** Start Supplied material **

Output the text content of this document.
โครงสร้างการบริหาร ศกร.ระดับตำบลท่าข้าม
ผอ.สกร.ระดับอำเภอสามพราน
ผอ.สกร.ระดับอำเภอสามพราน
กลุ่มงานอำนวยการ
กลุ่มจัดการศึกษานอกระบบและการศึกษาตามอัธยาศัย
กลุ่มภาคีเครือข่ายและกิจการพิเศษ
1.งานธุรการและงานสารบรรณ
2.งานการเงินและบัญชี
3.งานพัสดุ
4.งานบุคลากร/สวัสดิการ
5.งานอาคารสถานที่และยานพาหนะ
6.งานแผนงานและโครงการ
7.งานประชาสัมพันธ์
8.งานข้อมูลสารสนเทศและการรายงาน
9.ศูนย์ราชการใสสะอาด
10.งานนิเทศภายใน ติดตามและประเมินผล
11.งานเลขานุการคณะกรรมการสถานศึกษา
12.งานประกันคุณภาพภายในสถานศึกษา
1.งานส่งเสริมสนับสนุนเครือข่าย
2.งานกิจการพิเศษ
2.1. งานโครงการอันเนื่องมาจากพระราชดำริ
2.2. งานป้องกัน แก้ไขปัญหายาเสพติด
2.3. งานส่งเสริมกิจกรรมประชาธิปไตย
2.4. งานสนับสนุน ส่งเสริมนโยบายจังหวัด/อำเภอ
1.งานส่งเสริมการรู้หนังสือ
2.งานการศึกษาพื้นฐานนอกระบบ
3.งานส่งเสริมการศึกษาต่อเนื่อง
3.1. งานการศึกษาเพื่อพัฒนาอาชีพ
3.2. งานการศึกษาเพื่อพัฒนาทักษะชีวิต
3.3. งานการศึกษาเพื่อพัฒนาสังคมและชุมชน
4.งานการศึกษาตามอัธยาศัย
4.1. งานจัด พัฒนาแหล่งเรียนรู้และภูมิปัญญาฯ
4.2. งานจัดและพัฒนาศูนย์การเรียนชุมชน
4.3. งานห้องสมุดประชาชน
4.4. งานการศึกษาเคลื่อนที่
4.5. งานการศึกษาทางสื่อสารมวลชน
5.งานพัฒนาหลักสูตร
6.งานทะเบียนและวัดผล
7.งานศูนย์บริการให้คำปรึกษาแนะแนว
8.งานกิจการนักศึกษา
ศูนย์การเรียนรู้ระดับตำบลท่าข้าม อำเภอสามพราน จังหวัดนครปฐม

** End Supplied material **

=== Short exercise ===
Each of the records should be retyped exactly.

=== Full solution ===
Output the text content of this document.
โครงสร้างการบริหาร ศกร.ระดับตำบลท่าข้าม
ผอ.สกร.ระดับอำเภอสามพราน
ผอ.สกร.ระดับอำเภอสามพราน
กลุ่มงานอำนวยการ
กลุ่มจัดการศึกษานอกระบบและการศึกษาตามอัธยาศัย
กลุ่มภาคีเครือข่ายและกิจการพิเศษ
1.งานธุรการและงานสารบรรณ
2.งานการเงินและบัญชี
3.งานพัสดุ
4.งานบุคลากร/สวัสดิการ
5.งานอาคารสถานที่และยานพาหนะ
6.งานแผนงานและโครงการ
7.งานประชาสัมพันธ์
8.งานข้อมูลสารสนเทศและการรายงาน
9.ศูนย์ราชการใสสะอาด
10.งานนิเทศภายใน ติดตามและประเมินผล
11.งานเลขานุการคณะกรรมการสถานศึกษา
12.งานประกันคุณภาพภายในสถานศึกษา
1.งานส่งเสริมสนับสนุนเครือข่าย
2.งานกิจการพิเศษ
2.1. งานโครงการอันเนื่องมาจากพระราชดำริ
2.2. งานป้องกัน แก้ไขปัญหายาเสพติด
2.3. งานส่งเสริมกิจกรรมประชาธิปไตย
2.4. งานสนับสนุน ส่งเสริมนโยบายจังหวัด/อำเภอ
1.งานส่งเสริมการรู้หนังสือ
2.งานการศึกษาพื้นฐานนอกระบบ
3.งานส่งเสริมการศึกษาต่อเนื่อง
3.1. งานการศึกษาเพื่อพัฒนาอาชีพ
3.2. งานการศึกษาเพื่อพัฒนาทักษะชีวิต
3.3. งานการศึกษาเพื่อพัฒนาสังคมและชุมชน
4.งานการศึกษาตามอัธยาศัย
4.1. งานจัด พัฒนาแหล่งเรียนรู้และภูมิปัญญาฯ
4.2. งานจัดและพัฒนาศูนย์การเรียนชุมชน
4.3. งานห้องสมุดประชาชน
4.4. งานการศึกษาเคลื่อนที่
4.5. งานการศึกษาทางสื่อสารมวลชน
5.งานพัฒนาหลักสูตร
6.งานทะเบียนและวัดผล
7.งานศูนย์บริการให้คำปรึกษาแนะแนว
8.งานกิจการนักศึกษา
ศูนย์การเรียนรู้ระดับตำบลท่าข้าม อำเภอสามพราน จังหวัดนครปฐม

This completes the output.